Copy out all the lines exactly. Omit pictures.

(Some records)
****

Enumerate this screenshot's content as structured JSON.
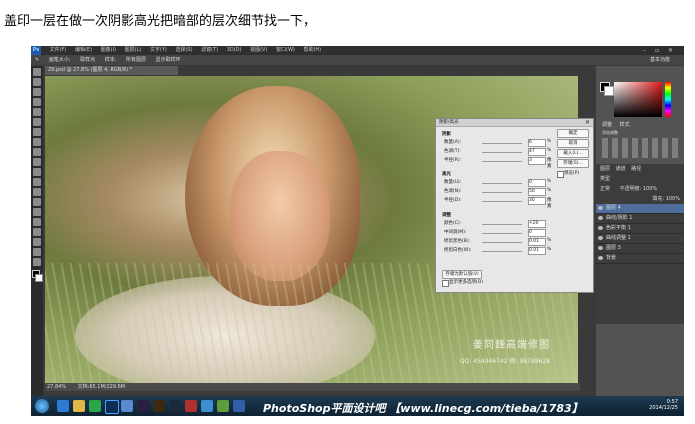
{
  "caption": "盖印一层在做一次阴影高光把暗部的层次细节找一下，",
  "ps": {
    "logo": "Ps",
    "menu": [
      "文件(F)",
      "编辑(E)",
      "图像(I)",
      "图层(L)",
      "文字(Y)",
      "选择(S)",
      "滤镜(T)",
      "3D(D)",
      "视图(V)",
      "窗口(W)",
      "帮助(H)"
    ],
    "options": {
      "size_label": "画笔大小:",
      "mode": "取样点",
      "sample_label": "样本:",
      "sample_value": "所有图层",
      "checkbox": "显示取样环",
      "workspace": "基本功能"
    },
    "doc_tab": "29.psd @ 27.8% (图层 4, RGB/8) *",
    "statusbar": {
      "zoom": "27.84%",
      "doc": "文档:65.1M/229.6M"
    }
  },
  "watermark": {
    "name": "姜同鋒高端修图",
    "contact": "QQ: 454946742    微: 98788628"
  },
  "panels": {
    "tabs": [
      "调整",
      "样式"
    ],
    "adjust_label": "添加调整",
    "layers_tabs": [
      "图层",
      "通道",
      "路径"
    ],
    "kind": "类型",
    "blend": "正常",
    "opacity": "不透明度: 100%",
    "fill": "填充: 100%",
    "layers": [
      {
        "name": "图层 4",
        "selected": true
      },
      {
        "name": "曲线/阴影 1",
        "selected": false
      },
      {
        "name": "色彩平衡 1",
        "selected": false
      },
      {
        "name": "曲线调整 1",
        "selected": false
      },
      {
        "name": "图层 3",
        "selected": false
      },
      {
        "name": "背景",
        "selected": false
      }
    ]
  },
  "dialog": {
    "title": "阴影/高光",
    "shadows_label": "阴影",
    "shadows": [
      {
        "label": "数量(A):",
        "value": "6",
        "unit": "%"
      },
      {
        "label": "色调(T):",
        "value": "47",
        "unit": "%"
      },
      {
        "label": "半径(R):",
        "value": "3",
        "unit": "像素"
      }
    ],
    "highlights_label": "高光",
    "highlights": [
      {
        "label": "数量(U):",
        "value": "0",
        "unit": "%"
      },
      {
        "label": "色调(N):",
        "value": "50",
        "unit": "%"
      },
      {
        "label": "半径(D):",
        "value": "30",
        "unit": "像素"
      }
    ],
    "adjust_label": "调整",
    "adjust": [
      {
        "label": "颜色(C):",
        "value": "+20",
        "unit": ""
      },
      {
        "label": "中间调(M):",
        "value": "0",
        "unit": ""
      },
      {
        "label": "修剪黑色(B):",
        "value": "0.01",
        "unit": "%"
      },
      {
        "label": "修剪白色(W):",
        "value": "0.01",
        "unit": "%"
      }
    ],
    "buttons": {
      "ok": "确定",
      "cancel": "取消",
      "load": "载入(L)...",
      "save": "存储(S)...",
      "preview": "预览(P)"
    },
    "default_button": "存储为默认值(V)",
    "more_options": "显示更多选项(O)"
  },
  "taskbar": {
    "banner": "PhotoShop平面设计吧  【www.linecg.com/tieba/1783】",
    "time": "0:57",
    "date": "2014/12/25"
  }
}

****

Exercise solution ▸
Enumerate this screenshot's content as structured JSON.
{
  "caption": "盖印一层在做一次阴影高光把暗部的层次细节找一下，",
  "ps": {
    "logo": "Ps",
    "menu": [
      "文件(F)",
      "编辑(E)",
      "图像(I)",
      "图层(L)",
      "文字(Y)",
      "选择(S)",
      "滤镜(T)",
      "3D(D)",
      "视图(V)",
      "窗口(W)",
      "帮助(H)"
    ],
    "options": {
      "size_label": "画笔大小:",
      "mode": "取样点",
      "sample_label": "样本:",
      "sample_value": "所有图层",
      "checkbox": "显示取样环",
      "workspace": "基本功能"
    },
    "doc_tab": "29.psd @ 27.8% (图层 4, RGB/8) *",
    "statusbar": {
      "zoom": "27.84%",
      "doc": "文档:65.1M/229.6M"
    }
  },
  "watermark": {
    "name": "姜同鋒高端修图",
    "contact": "QQ: 454946742    微: 98788628"
  },
  "panels": {
    "tabs": [
      "调整",
      "样式"
    ],
    "adjust_label": "添加调整",
    "layers_tabs": [
      "图层",
      "通道",
      "路径"
    ],
    "kind": "类型",
    "blend": "正常",
    "opacity": "不透明度: 100%",
    "fill": "填充: 100%",
    "layers": [
      {
        "name": "图层 4",
        "selected": true
      },
      {
        "name": "曲线/阴影 1",
        "selected": false
      },
      {
        "name": "色彩平衡 1",
        "selected": false
      },
      {
        "name": "曲线调整 1",
        "selected": false
      },
      {
        "name": "图层 3",
        "selected": false
      },
      {
        "name": "背景",
        "selected": false
      }
    ]
  },
  "dialog": {
    "title": "阴影/高光",
    "shadows_label": "阴影",
    "shadows": [
      {
        "label": "数量(A):",
        "value": "6",
        "unit": "%"
      },
      {
        "label": "色调(T):",
        "value": "47",
        "unit": "%"
      },
      {
        "label": "半径(R):",
        "value": "3",
        "unit": "像素"
      }
    ],
    "highlights_label": "高光",
    "highlights": [
      {
        "label": "数量(U):",
        "value": "0",
        "unit": "%"
      },
      {
        "label": "色调(N):",
        "value": "50",
        "unit": "%"
      },
      {
        "label": "半径(D):",
        "value": "30",
        "unit": "像素"
      }
    ],
    "adjust_label": "调整",
    "adjust": [
      {
        "label": "颜色(C):",
        "value": "+20",
        "unit": ""
      },
      {
        "label": "中间调(M):",
        "value": "0",
        "unit": ""
      },
      {
        "label": "修剪黑色(B):",
        "value": "0.01",
        "unit": "%"
      },
      {
        "label": "修剪白色(W):",
        "value": "0.01",
        "unit": "%"
      }
    ],
    "buttons": {
      "ok": "确定",
      "cancel": "取消",
      "load": "载入(L)...",
      "save": "存储(S)...",
      "preview": "预览(P)"
    },
    "default_button": "存储为默认值(V)",
    "more_options": "显示更多选项(O)"
  },
  "taskbar": {
    "banner": "PhotoShop平面设计吧  【www.linecg.com/tieba/1783】",
    "time": "0:57",
    "date": "2014/12/25"
  }
}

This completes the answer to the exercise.